▸ **Data excerpts**:
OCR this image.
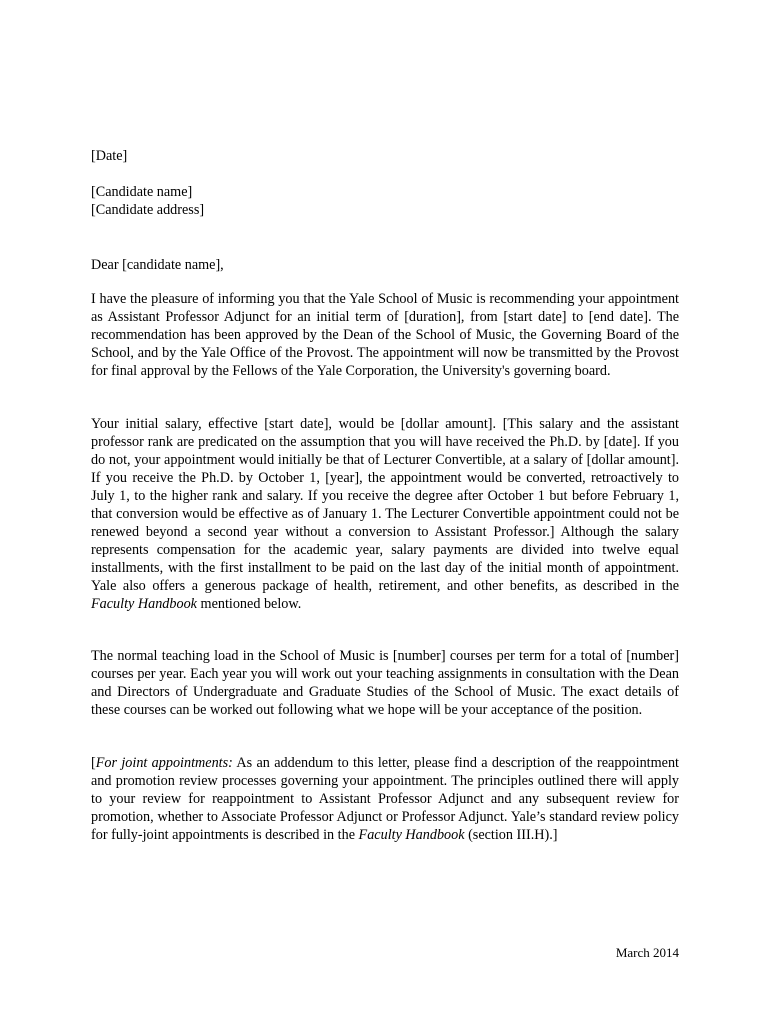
[Date]
[Candidate name]
[Candidate address]
Dear [candidate name],
I have the pleasure of informing you that the Yale School of Music is recommending your appointment as Assistant Professor Adjunct for an initial term of [duration], from [start date] to [end date]. The recommendation has been approved by the Dean of the School of Music, the Governing Board of the School, and by the Yale Office of the Provost. The appointment will now be transmitted by the Provost for final approval by the Fellows of the Yale Corporation, the University's governing board.
Your initial salary, effective [start date], would be [dollar amount]. [This salary and the assistant professor rank are predicated on the assumption that you will have received the Ph.D. by [date]. If you do not, your appointment would initially be that of Lecturer Convertible, at a salary of [dollar amount]. If you receive the Ph.D. by October 1, [year], the appointment would be converted, retroactively to July 1, to the higher rank and salary. If you receive the degree after October 1 but before February 1, that conversion would be effective as of January 1. The Lecturer Convertible appointment could not be renewed beyond a second year without a conversion to Assistant Professor.] Although the salary represents compensation for the academic year, salary payments are divided into twelve equal installments, with the first installment to be paid on the last day of the initial month of appointment. Yale also offers a generous package of health, retirement, and other benefits, as described in the Faculty Handbook mentioned below.
The normal teaching load in the School of Music is [number] courses per term for a total of [number] courses per year. Each year you will work out your teaching assignments in consultation with the Dean and Directors of Undergraduate and Graduate Studies of the School of Music. The exact details of these courses can be worked out following what we hope will be your acceptance of the position.
[For joint appointments: As an addendum to this letter, please find a description of the reappointment and promotion review processes governing your appointment. The principles outlined there will apply to your review for reappointment to Assistant Professor Adjunct and any subsequent review for promotion, whether to Associate Professor Adjunct or Professor Adjunct. Yale’s standard review policy for fully-joint appointments is described in the Faculty Handbook (section III.H).]
March 2014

▸ **Exercise objective**: Each line that contains the string "name" counts once; say how many there are and nothing else.

▸ **Written response**: 2